## Given problem
Copy out all lines that carry the word "JSON".
─── Given information
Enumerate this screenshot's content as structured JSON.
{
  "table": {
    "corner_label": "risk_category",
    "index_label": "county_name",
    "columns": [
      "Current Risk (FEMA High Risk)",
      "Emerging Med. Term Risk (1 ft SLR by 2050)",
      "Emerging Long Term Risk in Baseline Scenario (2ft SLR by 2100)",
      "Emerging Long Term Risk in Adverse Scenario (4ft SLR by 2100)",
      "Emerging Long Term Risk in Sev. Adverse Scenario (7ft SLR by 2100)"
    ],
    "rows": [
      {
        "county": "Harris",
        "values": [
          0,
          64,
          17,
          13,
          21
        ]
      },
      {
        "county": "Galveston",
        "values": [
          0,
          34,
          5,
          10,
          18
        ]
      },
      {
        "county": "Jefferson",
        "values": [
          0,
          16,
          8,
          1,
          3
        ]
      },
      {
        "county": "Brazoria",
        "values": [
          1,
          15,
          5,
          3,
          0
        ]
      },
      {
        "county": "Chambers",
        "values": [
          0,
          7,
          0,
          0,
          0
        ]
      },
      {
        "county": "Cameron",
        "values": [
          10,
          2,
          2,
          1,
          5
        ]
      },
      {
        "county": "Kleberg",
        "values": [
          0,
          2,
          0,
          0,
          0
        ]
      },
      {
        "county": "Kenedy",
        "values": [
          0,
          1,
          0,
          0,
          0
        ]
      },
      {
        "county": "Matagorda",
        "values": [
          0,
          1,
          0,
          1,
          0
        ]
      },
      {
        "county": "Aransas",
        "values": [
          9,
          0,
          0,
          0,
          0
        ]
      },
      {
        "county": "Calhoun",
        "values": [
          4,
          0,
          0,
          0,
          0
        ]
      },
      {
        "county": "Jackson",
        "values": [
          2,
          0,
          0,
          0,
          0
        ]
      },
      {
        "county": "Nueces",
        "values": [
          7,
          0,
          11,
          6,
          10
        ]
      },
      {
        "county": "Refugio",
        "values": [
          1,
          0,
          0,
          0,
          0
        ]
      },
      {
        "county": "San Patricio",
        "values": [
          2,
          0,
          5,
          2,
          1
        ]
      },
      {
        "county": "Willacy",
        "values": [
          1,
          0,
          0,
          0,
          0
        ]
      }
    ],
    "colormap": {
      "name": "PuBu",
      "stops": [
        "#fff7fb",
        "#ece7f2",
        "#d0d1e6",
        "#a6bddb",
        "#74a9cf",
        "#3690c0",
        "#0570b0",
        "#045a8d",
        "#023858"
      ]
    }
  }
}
──────
─── Given information
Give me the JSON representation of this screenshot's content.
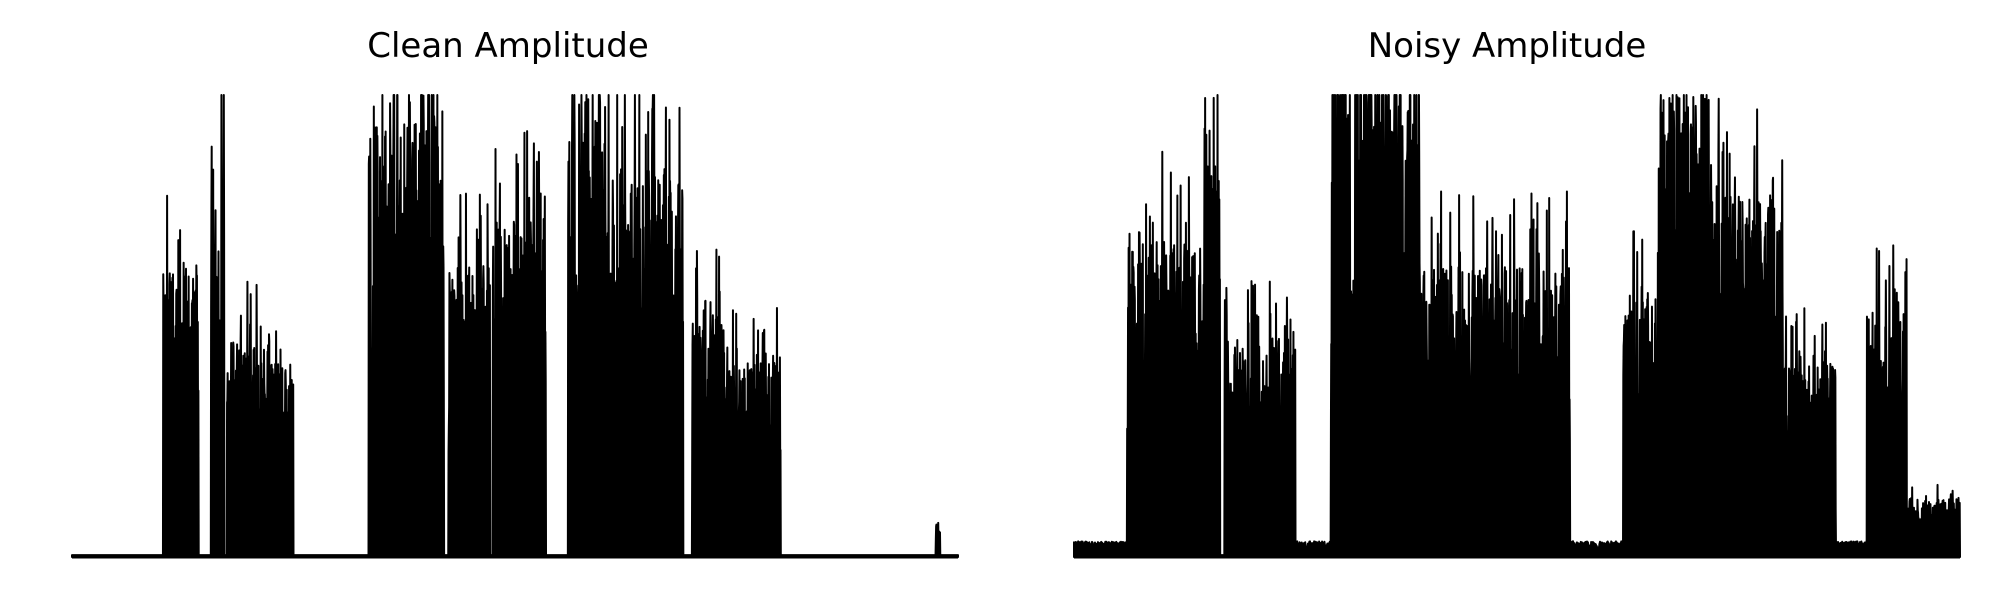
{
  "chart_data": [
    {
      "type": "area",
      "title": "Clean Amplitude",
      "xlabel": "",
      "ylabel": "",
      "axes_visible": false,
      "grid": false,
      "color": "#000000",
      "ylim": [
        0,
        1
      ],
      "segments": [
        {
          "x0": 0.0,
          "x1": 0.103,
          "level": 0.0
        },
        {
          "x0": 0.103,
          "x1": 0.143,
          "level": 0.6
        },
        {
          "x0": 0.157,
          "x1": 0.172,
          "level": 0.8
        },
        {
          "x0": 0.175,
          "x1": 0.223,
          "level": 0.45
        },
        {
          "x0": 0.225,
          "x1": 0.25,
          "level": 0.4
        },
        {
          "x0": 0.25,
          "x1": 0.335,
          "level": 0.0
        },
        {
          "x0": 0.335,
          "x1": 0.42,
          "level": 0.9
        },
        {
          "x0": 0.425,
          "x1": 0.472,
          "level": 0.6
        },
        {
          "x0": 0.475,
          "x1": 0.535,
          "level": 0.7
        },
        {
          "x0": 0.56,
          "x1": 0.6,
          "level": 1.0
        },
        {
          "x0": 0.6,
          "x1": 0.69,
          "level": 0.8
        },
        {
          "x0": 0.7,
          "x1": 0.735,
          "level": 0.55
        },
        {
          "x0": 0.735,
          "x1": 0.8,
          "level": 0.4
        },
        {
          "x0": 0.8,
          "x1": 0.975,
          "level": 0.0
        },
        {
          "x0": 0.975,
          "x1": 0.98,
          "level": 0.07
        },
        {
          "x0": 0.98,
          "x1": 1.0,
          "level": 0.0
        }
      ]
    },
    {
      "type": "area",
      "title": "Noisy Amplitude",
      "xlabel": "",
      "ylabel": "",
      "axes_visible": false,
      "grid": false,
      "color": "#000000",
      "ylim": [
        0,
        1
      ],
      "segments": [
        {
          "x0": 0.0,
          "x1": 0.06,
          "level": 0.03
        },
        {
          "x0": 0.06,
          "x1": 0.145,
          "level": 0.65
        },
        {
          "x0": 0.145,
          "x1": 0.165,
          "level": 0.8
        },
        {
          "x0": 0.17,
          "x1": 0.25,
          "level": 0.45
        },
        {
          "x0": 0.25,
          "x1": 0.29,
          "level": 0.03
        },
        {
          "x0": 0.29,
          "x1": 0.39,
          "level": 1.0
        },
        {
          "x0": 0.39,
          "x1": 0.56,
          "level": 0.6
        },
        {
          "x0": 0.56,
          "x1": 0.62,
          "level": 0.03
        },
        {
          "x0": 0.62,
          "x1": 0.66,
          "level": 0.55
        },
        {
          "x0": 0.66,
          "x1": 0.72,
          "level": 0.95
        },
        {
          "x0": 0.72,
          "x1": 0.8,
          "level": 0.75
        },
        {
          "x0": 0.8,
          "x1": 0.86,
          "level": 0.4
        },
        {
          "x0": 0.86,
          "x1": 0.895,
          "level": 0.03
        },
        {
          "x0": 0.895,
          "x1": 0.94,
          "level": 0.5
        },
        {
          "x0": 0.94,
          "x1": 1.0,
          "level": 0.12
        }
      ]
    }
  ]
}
──────
## Response to the exercise
Enumerate this screenshot's content as structured JSON.
Give me the JSON representation of this screenshot's content.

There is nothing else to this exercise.